* _Exercise objective_
Return all the data, word for word.

* _Data lines_
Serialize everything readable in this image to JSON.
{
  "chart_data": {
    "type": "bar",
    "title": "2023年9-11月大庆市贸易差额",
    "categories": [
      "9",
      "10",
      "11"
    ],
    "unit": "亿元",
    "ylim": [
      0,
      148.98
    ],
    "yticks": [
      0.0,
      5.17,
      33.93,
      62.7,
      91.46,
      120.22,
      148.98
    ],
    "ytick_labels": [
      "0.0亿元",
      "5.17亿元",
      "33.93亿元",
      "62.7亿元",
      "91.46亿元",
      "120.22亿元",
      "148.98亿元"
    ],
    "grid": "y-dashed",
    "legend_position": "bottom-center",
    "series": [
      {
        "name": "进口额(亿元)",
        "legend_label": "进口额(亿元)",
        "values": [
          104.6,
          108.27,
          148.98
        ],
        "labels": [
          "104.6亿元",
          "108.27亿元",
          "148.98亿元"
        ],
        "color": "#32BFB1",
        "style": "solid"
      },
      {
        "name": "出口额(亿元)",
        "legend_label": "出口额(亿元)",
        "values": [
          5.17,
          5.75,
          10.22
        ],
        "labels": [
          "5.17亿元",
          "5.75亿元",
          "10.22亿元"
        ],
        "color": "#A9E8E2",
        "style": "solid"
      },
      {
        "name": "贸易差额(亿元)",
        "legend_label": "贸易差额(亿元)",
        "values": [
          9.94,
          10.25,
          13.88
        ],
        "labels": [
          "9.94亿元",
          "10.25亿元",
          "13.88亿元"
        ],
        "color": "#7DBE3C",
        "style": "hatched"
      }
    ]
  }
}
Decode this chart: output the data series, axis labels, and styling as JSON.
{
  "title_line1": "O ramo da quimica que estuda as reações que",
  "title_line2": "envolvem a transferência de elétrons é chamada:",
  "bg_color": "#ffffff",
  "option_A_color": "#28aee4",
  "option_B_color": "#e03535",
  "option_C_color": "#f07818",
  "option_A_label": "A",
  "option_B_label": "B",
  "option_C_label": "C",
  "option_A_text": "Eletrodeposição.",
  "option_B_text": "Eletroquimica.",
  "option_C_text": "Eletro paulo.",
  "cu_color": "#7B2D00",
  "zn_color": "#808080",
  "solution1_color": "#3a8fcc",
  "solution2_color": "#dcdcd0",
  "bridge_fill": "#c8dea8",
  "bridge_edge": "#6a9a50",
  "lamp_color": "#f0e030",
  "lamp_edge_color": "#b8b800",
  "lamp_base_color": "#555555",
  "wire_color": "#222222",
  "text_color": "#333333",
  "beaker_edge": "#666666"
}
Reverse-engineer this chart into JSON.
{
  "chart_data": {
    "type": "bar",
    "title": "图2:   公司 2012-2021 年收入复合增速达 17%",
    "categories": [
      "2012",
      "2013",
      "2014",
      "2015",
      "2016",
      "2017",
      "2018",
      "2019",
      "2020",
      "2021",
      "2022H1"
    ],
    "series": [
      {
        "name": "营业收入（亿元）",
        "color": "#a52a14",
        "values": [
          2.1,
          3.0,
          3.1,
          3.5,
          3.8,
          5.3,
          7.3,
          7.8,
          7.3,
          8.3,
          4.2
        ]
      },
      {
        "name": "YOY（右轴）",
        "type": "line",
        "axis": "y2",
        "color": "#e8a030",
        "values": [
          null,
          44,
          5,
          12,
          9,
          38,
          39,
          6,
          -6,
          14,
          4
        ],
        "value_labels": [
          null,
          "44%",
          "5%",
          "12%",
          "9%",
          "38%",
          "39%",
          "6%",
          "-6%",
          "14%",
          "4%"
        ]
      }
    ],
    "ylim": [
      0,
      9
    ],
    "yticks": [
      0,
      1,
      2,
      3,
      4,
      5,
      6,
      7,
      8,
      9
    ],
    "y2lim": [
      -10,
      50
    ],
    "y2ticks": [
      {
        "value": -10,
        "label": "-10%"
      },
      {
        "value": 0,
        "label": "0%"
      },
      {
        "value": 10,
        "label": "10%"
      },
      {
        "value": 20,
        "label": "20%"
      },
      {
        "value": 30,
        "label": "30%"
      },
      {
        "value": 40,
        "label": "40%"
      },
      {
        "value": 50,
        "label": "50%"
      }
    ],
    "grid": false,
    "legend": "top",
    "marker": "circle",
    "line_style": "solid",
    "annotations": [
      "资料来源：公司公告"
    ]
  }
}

* _Exercise response_
Serialize everything readable in this image to JSON.
{
  "chart_data": {
    "type": "bar",
    "title": "2023年9-11月大庆市贸易差额",
    "categories": [
      "9",
      "10",
      "11"
    ],
    "unit": "亿元",
    "ylim": [
      0,
      148.98
    ],
    "yticks": [
      0.0,
      5.17,
      33.93,
      62.7,
      91.46,
      120.22,
      148.98
    ],
    "ytick_labels": [
      "0.0亿元",
      "5.17亿元",
      "33.93亿元",
      "62.7亿元",
      "91.46亿元",
      "120.22亿元",
      "148.98亿元"
    ],
    "grid": "y-dashed",
    "legend_position": "bottom-center",
    "series": [
      {
        "name": "进口额(亿元)",
        "legend_label": "进口额(亿元)",
        "values": [
          104.6,
          108.27,
          148.98
        ],
        "labels": [
          "104.6亿元",
          "108.27亿元",
          "148.98亿元"
        ],
        "color": "#32BFB1",
        "style": "solid"
      },
      {
        "name": "出口额(亿元)",
        "legend_label": "出口额(亿元)",
        "values": [
          5.17,
          5.75,
          10.22
        ],
        "labels": [
          "5.17亿元",
          "5.75亿元",
          "10.22亿元"
        ],
        "color": "#A9E8E2",
        "style": "solid"
      },
      {
        "name": "贸易差额(亿元)",
        "legend_label": "贸易差额(亿元)",
        "values": [
          9.94,
          10.25,
          13.88
        ],
        "labels": [
          "9.94亿元",
          "10.25亿元",
          "13.88亿元"
        ],
        "color": "#7DBE3C",
        "style": "hatched"
      }
    ]
  }
}
Decode this chart: output the data series, axis labels, and styling as JSON.
{
  "title_line1": "O ramo da quimica que estuda as reações que",
  "title_line2": "envolvem a transferência de elétrons é chamada:",
  "bg_color": "#ffffff",
  "option_A_color": "#28aee4",
  "option_B_color": "#e03535",
  "option_C_color": "#f07818",
  "option_A_label": "A",
  "option_B_label": "B",
  "option_C_label": "C",
  "option_A_text": "Eletrodeposição.",
  "option_B_text": "Eletroquimica.",
  "option_C_text": "Eletro paulo.",
  "cu_color": "#7B2D00",
  "zn_color": "#808080",
  "solution1_color": "#3a8fcc",
  "solution2_color": "#dcdcd0",
  "bridge_fill": "#c8dea8",
  "bridge_edge": "#6a9a50",
  "lamp_color": "#f0e030",
  "lamp_edge_color": "#b8b800",
  "lamp_base_color": "#555555",
  "wire_color": "#222222",
  "text_color": "#333333",
  "beaker_edge": "#666666"
}
Reverse-engineer this chart into JSON.
{
  "chart_data": {
    "type": "bar",
    "title": "图2:   公司 2012-2021 年收入复合增速达 17%",
    "categories": [
      "2012",
      "2013",
      "2014",
      "2015",
      "2016",
      "2017",
      "2018",
      "2019",
      "2020",
      "2021",
      "2022H1"
    ],
    "series": [
      {
        "name": "营业收入（亿元）",
        "color": "#a52a14",
        "values": [
          2.1,
          3.0,
          3.1,
          3.5,
          3.8,
          5.3,
          7.3,
          7.8,
          7.3,
          8.3,
          4.2
        ]
      },
      {
        "name": "YOY（右轴）",
        "type": "line",
        "axis": "y2",
        "color": "#e8a030",
        "values": [
          null,
          44,
          5,
          12,
          9,
          38,
          39,
          6,
          -6,
          14,
          4
        ],
        "value_labels": [
          null,
          "44%",
          "5%",
          "12%",
          "9%",
          "38%",
          "39%",
          "6%",
          "-6%",
          "14%",
          "4%"
        ]
      }
    ],
    "ylim": [
      0,
      9
    ],
    "yticks": [
      0,
      1,
      2,
      3,
      4,
      5,
      6,
      7,
      8,
      9
    ],
    "y2lim": [
      -10,
      50
    ],
    "y2ticks": [
      {
        "value": -10,
        "label": "-10%"
      },
      {
        "value": 0,
        "label": "0%"
      },
      {
        "value": 10,
        "label": "10%"
      },
      {
        "value": 20,
        "label": "20%"
      },
      {
        "value": 30,
        "label": "30%"
      },
      {
        "value": 40,
        "label": "40%"
      },
      {
        "value": 50,
        "label": "50%"
      }
    ],
    "grid": false,
    "legend": "top",
    "marker": "circle",
    "line_style": "solid",
    "annotations": [
      "资料来源：公司公告"
    ]
  }
}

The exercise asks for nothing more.